* [Exercise objective]:
Report only the number of lines that hold the word "title".

* [Data provided]:
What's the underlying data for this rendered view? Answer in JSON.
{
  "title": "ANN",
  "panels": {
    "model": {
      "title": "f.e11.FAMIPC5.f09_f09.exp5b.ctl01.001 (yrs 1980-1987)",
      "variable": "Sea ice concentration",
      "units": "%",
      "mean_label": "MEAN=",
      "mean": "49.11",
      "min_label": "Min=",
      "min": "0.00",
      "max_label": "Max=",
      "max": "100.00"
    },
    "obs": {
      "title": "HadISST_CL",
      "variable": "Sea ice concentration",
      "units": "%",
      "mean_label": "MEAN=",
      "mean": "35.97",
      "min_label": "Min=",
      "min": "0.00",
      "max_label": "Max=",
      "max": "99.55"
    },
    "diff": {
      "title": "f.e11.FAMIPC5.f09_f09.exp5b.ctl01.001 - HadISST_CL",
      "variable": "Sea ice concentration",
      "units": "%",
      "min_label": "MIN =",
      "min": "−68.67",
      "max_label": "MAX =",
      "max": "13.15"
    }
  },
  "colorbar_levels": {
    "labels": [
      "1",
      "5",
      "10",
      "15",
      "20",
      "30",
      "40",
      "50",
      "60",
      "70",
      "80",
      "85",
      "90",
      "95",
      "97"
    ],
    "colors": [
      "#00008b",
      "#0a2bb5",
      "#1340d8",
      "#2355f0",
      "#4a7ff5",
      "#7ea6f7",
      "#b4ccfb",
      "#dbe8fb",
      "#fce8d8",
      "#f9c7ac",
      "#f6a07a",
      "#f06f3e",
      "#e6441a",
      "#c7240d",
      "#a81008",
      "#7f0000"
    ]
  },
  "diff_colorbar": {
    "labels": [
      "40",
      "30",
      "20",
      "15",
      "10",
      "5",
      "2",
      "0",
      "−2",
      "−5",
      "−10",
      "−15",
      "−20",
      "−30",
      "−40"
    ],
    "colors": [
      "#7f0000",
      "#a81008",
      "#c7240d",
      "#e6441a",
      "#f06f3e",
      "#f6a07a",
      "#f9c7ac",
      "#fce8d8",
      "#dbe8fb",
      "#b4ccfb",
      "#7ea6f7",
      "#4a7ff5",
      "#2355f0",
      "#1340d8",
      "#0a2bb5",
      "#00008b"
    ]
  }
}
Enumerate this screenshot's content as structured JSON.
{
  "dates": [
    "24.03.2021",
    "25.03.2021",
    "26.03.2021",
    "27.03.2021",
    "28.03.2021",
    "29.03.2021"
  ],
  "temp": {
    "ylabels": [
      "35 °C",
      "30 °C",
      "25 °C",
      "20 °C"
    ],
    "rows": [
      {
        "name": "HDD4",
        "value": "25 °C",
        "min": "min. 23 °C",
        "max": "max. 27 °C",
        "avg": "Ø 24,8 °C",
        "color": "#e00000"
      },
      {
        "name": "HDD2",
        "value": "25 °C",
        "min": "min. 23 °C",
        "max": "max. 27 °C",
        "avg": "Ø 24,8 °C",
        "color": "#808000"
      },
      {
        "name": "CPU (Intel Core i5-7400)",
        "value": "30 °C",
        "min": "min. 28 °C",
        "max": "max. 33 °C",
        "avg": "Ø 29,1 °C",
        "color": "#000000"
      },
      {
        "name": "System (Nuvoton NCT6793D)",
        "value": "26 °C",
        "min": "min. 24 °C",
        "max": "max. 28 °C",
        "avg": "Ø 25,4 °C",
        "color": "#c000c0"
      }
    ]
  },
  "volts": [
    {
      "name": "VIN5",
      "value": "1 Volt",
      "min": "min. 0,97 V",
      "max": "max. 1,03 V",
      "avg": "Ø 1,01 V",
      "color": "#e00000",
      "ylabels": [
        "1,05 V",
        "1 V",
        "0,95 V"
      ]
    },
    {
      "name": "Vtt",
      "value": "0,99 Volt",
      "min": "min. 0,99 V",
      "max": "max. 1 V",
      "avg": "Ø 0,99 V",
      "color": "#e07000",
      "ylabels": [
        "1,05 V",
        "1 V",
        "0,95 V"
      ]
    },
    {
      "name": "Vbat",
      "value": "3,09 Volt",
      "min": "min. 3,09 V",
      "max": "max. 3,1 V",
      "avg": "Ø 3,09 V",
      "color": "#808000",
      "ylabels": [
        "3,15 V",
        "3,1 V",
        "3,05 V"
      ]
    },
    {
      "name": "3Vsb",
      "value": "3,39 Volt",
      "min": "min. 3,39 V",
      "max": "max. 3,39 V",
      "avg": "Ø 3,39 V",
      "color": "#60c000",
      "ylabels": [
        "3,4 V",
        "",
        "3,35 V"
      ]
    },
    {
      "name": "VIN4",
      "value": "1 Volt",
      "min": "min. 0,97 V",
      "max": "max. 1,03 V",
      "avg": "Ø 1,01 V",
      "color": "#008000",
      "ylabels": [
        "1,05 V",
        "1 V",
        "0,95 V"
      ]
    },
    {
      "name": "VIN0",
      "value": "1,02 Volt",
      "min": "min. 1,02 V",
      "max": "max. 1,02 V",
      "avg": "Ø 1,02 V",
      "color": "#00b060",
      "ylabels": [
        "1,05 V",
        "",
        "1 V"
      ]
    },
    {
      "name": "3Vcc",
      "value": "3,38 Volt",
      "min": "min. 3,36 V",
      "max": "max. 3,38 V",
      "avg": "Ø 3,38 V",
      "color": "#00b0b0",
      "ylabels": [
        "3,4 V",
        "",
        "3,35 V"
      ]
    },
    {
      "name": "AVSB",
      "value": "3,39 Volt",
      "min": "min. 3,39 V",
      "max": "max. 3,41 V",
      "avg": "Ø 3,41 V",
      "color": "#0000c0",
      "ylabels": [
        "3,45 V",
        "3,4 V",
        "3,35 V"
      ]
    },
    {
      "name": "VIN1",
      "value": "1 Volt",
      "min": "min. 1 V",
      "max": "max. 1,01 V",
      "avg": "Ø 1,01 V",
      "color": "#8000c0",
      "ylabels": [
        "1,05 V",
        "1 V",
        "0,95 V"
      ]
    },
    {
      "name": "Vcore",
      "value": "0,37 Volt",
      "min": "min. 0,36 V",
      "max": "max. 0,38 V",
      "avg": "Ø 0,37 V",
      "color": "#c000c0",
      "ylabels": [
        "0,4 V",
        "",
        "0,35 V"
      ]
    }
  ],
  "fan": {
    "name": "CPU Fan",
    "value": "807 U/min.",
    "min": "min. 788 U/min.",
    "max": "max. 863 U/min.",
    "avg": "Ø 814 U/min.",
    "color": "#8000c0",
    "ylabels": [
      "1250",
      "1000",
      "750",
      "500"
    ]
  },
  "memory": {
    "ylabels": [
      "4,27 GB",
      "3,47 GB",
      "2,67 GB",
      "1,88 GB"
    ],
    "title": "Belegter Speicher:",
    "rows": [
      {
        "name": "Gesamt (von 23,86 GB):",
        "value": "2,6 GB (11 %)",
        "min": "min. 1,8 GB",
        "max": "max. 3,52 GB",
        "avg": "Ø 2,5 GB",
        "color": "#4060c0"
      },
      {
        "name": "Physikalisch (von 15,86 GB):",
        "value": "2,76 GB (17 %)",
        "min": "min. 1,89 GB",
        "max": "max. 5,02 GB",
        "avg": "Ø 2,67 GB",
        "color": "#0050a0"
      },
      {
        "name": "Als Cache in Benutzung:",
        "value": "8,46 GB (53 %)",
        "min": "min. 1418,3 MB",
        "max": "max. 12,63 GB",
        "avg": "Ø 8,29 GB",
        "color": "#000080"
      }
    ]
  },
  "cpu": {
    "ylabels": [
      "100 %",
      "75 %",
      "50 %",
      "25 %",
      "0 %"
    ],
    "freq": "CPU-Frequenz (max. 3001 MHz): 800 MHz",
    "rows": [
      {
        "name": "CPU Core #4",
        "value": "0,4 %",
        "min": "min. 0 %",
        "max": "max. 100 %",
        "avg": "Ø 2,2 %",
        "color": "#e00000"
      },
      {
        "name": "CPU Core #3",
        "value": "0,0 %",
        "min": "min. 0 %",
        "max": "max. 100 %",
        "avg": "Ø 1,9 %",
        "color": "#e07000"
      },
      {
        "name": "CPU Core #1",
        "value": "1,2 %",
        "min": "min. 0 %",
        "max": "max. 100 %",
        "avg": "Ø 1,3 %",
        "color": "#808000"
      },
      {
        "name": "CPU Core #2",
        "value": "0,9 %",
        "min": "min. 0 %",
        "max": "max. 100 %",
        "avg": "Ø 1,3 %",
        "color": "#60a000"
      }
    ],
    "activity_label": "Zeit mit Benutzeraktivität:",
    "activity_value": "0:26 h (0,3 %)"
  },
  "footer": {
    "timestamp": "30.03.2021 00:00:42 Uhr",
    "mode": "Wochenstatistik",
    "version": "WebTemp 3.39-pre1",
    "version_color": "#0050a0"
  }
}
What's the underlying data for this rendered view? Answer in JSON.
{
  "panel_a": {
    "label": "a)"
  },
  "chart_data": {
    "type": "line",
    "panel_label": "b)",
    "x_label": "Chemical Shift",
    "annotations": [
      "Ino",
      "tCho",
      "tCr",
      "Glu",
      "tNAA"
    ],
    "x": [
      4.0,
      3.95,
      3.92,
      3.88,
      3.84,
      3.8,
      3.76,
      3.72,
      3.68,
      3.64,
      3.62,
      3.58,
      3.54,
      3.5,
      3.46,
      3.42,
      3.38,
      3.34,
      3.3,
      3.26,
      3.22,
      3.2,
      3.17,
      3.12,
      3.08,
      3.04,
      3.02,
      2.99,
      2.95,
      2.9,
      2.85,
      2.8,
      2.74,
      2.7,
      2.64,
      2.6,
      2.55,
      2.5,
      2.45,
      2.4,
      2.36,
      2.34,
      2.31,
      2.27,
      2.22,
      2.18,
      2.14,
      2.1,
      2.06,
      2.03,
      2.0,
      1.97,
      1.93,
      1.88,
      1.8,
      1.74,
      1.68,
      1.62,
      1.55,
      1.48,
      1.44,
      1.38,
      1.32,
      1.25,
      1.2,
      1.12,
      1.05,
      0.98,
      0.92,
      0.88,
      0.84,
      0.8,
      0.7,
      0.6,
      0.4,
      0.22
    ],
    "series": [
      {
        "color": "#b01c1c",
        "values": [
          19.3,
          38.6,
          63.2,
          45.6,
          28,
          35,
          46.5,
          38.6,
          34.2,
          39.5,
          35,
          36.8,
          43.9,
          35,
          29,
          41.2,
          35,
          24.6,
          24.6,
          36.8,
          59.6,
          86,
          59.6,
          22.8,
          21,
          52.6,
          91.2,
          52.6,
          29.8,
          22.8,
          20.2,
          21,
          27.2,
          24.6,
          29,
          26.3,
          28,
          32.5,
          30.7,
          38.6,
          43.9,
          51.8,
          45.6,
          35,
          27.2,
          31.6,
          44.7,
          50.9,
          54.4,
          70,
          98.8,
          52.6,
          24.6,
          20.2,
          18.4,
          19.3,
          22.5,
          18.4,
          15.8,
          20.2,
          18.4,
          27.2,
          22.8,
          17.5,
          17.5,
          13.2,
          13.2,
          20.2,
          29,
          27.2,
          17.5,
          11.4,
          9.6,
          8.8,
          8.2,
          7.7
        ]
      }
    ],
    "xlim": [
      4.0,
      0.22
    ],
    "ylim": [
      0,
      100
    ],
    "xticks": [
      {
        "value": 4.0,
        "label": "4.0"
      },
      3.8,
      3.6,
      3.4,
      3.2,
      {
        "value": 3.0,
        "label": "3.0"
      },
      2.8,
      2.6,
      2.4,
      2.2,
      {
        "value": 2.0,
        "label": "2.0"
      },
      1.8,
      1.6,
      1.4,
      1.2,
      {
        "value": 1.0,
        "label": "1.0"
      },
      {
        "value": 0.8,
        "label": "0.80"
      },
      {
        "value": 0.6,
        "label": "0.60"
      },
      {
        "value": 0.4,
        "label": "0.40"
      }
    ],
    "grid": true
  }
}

* [Result below]:
5